__PROVIDED RECORDS__:
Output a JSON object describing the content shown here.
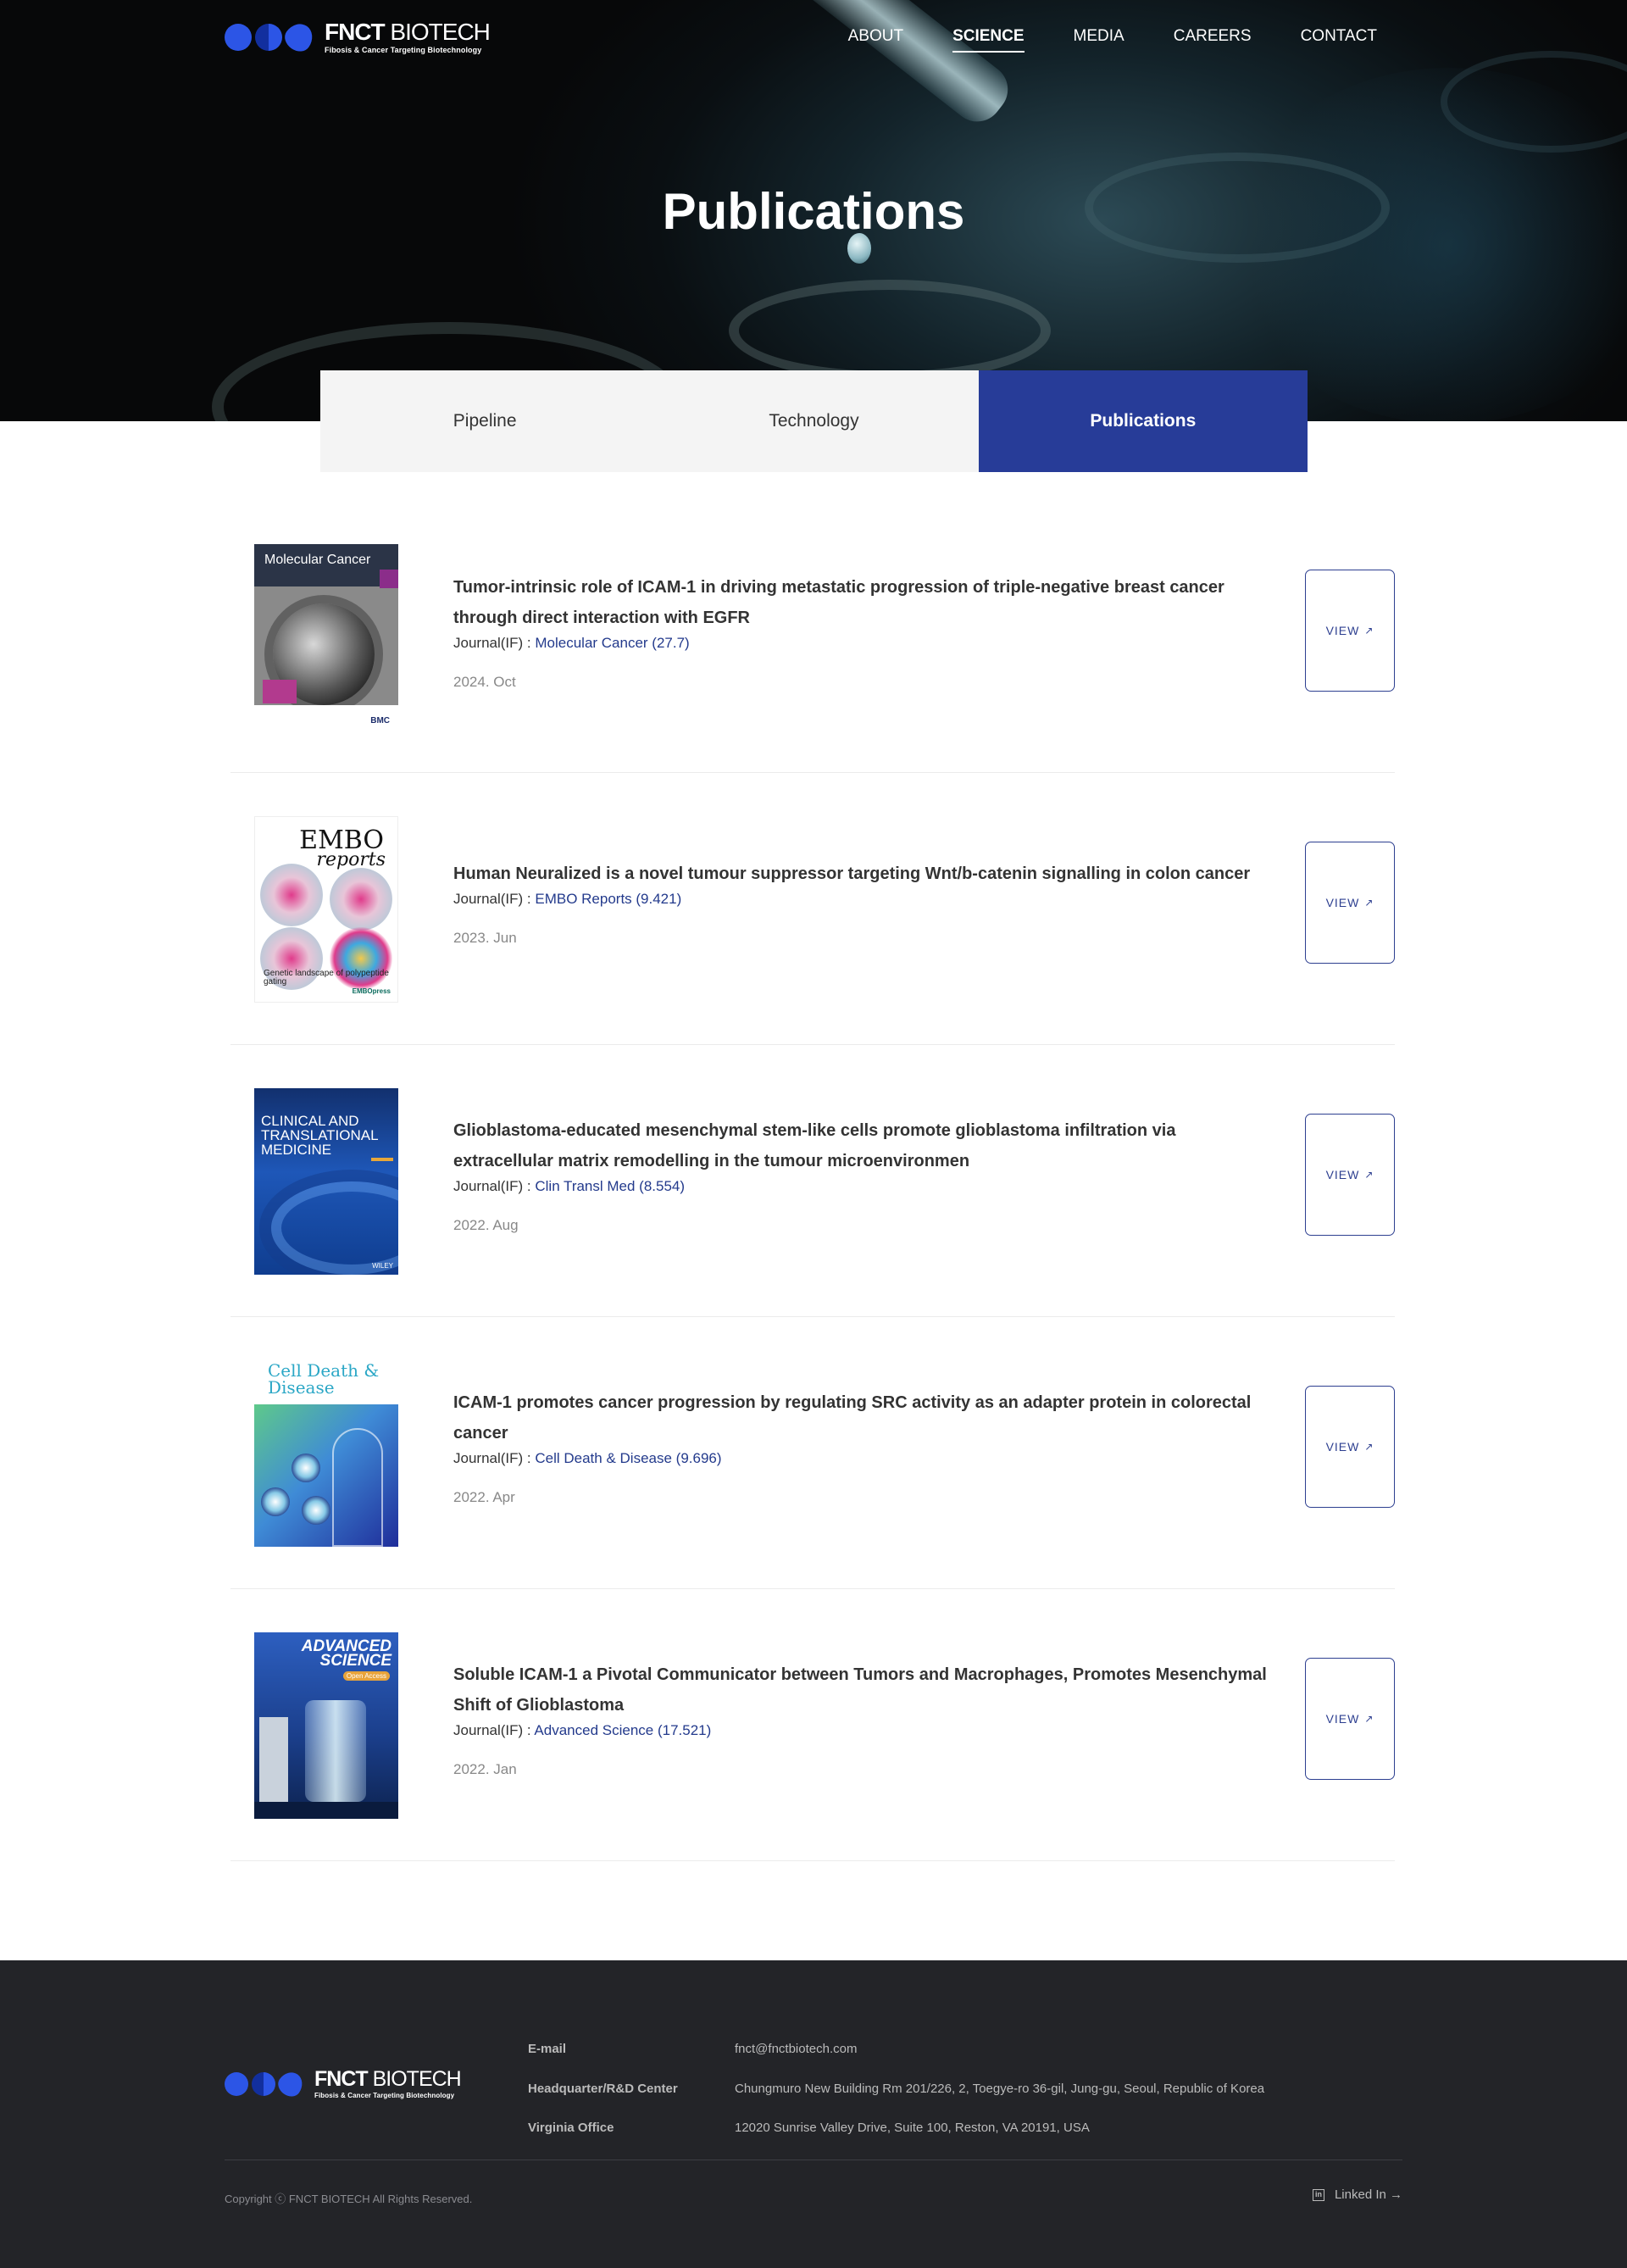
{
  "header": {
    "logo": {
      "name_bold": "FNCT",
      "name_rest": " BIOTECH",
      "tagline": "Fibosis & Cancer Targeting Biotechnology"
    },
    "nav": [
      {
        "label": "ABOUT",
        "active": false
      },
      {
        "label": "SCIENCE",
        "active": true
      },
      {
        "label": "MEDIA",
        "active": false
      },
      {
        "label": "CAREERS",
        "active": false
      },
      {
        "label": "CONTACT",
        "active": false
      }
    ]
  },
  "hero": {
    "title": "Publications"
  },
  "tabs": [
    {
      "label": "Pipeline",
      "active": false
    },
    {
      "label": "Technology",
      "active": false
    },
    {
      "label": "Publications",
      "active": true
    }
  ],
  "publications": [
    {
      "title": "Tumor-intrinsic role of ICAM-1 in driving metastatic progression of triple-negative breast cancer through direct interaction with EGFR",
      "journal_label": "Journal(IF) : ",
      "journal": "Molecular Cancer (27.7)",
      "date": "2024. Oct",
      "cover_text": "Molecular Cancer",
      "cover_sub": "BMC"
    },
    {
      "title": "Human Neuralized is a novel tumour suppressor targeting Wnt/b-catenin signalling in colon cancer",
      "journal_label": "Journal(IF) : ",
      "journal": "EMBO Reports (9.421)",
      "date": "2023. Jun",
      "cover_text": "EMBO",
      "cover_sub": "reports",
      "cover_caption": "Genetic landscape of polypeptide gating",
      "cover_pub": "EMBOpress"
    },
    {
      "title": "Glioblastoma-educated mesenchymal stem-like cells promote glioblastoma infiltration via extracellular matrix remodelling in the tumour microenvironmen",
      "journal_label": "Journal(IF) : ",
      "journal": "Clin Transl Med (8.554)",
      "date": "2022. Aug",
      "cover_text": "CLINICAL AND TRANSLATIONAL MEDICINE",
      "cover_sub": "WILEY"
    },
    {
      "title": "ICAM-1 promotes cancer progression by regulating SRC activity as an adapter protein in colorectal cancer",
      "journal_label": "Journal(IF) : ",
      "journal": "Cell Death & Disease (9.696)",
      "date": "2022. Apr",
      "cover_text": "Cell Death & Disease"
    },
    {
      "title": "Soluble ICAM-1 a Pivotal Communicator between Tumors and Macrophages, Promotes Mesenchymal Shift of Glioblastoma",
      "journal_label": "Journal(IF) : ",
      "journal": "Advanced Science (17.521)",
      "date": "2022. Jan",
      "cover_text": "ADVANCED SCIENCE",
      "cover_sub": "Open Access"
    }
  ],
  "view_label": "VIEW",
  "view_icon": "↗",
  "footer": {
    "rows": [
      {
        "key": "E-mail",
        "value": "fnct@fnctbiotech.com"
      },
      {
        "key": "Headquarter/R&D Center",
        "value": "Chungmuro New Building Rm 201/226, 2, Toegye-ro 36-gil, Jung-gu, Seoul, Republic of Korea"
      },
      {
        "key": "Virginia Office",
        "value": "12020 Sunrise Valley Drive, Suite 100, Reston, VA 20191, USA"
      }
    ],
    "copyright": "Copyright ⓒ FNCT BIOTECH All Rights Reserved.",
    "linkedin": "Linked In →",
    "linkedin_icon": "in"
  },
  "colors": {
    "accent": "#273c98",
    "footer_bg": "#232428",
    "logo_blue": "#2c55e6"
  }
}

__REQUIREMENT__: From the first line to the last, return the records exactly and leave the pictures behind.

__SOLVED EXERCISE__:
Output a JSON object describing the content shown here.
{
  "header": {
    "logo": {
      "name_bold": "FNCT",
      "name_rest": " BIOTECH",
      "tagline": "Fibosis & Cancer Targeting Biotechnology"
    },
    "nav": [
      {
        "label": "ABOUT",
        "active": false
      },
      {
        "label": "SCIENCE",
        "active": true
      },
      {
        "label": "MEDIA",
        "active": false
      },
      {
        "label": "CAREERS",
        "active": false
      },
      {
        "label": "CONTACT",
        "active": false
      }
    ]
  },
  "hero": {
    "title": "Publications"
  },
  "tabs": [
    {
      "label": "Pipeline",
      "active": false
    },
    {
      "label": "Technology",
      "active": false
    },
    {
      "label": "Publications",
      "active": true
    }
  ],
  "publications": [
    {
      "title": "Tumor-intrinsic role of ICAM-1 in driving metastatic progression of triple-negative breast cancer through direct interaction with EGFR",
      "journal_label": "Journal(IF) : ",
      "journal": "Molecular Cancer (27.7)",
      "date": "2024. Oct",
      "cover_text": "Molecular Cancer",
      "cover_sub": "BMC"
    },
    {
      "title": "Human Neuralized is a novel tumour suppressor targeting Wnt/b-catenin signalling in colon cancer",
      "journal_label": "Journal(IF) : ",
      "journal": "EMBO Reports (9.421)",
      "date": "2023. Jun",
      "cover_text": "EMBO",
      "cover_sub": "reports",
      "cover_caption": "Genetic landscape of polypeptide gating",
      "cover_pub": "EMBOpress"
    },
    {
      "title": "Glioblastoma-educated mesenchymal stem-like cells promote glioblastoma infiltration via extracellular matrix remodelling in the tumour microenvironmen",
      "journal_label": "Journal(IF) : ",
      "journal": "Clin Transl Med (8.554)",
      "date": "2022. Aug",
      "cover_text": "CLINICAL AND TRANSLATIONAL MEDICINE",
      "cover_sub": "WILEY"
    },
    {
      "title": "ICAM-1 promotes cancer progression by regulating SRC activity as an adapter protein in colorectal cancer",
      "journal_label": "Journal(IF) : ",
      "journal": "Cell Death & Disease (9.696)",
      "date": "2022. Apr",
      "cover_text": "Cell Death & Disease"
    },
    {
      "title": "Soluble ICAM-1 a Pivotal Communicator between Tumors and Macrophages, Promotes Mesenchymal Shift of Glioblastoma",
      "journal_label": "Journal(IF) : ",
      "journal": "Advanced Science (17.521)",
      "date": "2022. Jan",
      "cover_text": "ADVANCED SCIENCE",
      "cover_sub": "Open Access"
    }
  ],
  "view_label": "VIEW",
  "view_icon": "↗",
  "footer": {
    "rows": [
      {
        "key": "E-mail",
        "value": "fnct@fnctbiotech.com"
      },
      {
        "key": "Headquarter/R&D Center",
        "value": "Chungmuro New Building Rm 201/226, 2, Toegye-ro 36-gil, Jung-gu, Seoul, Republic of Korea"
      },
      {
        "key": "Virginia Office",
        "value": "12020 Sunrise Valley Drive, Suite 100, Reston, VA 20191, USA"
      }
    ],
    "copyright": "Copyright ⓒ FNCT BIOTECH All Rights Reserved.",
    "linkedin": "Linked In →",
    "linkedin_icon": "in"
  },
  "colors": {
    "accent": "#273c98",
    "footer_bg": "#232428",
    "logo_blue": "#2c55e6"
  }
}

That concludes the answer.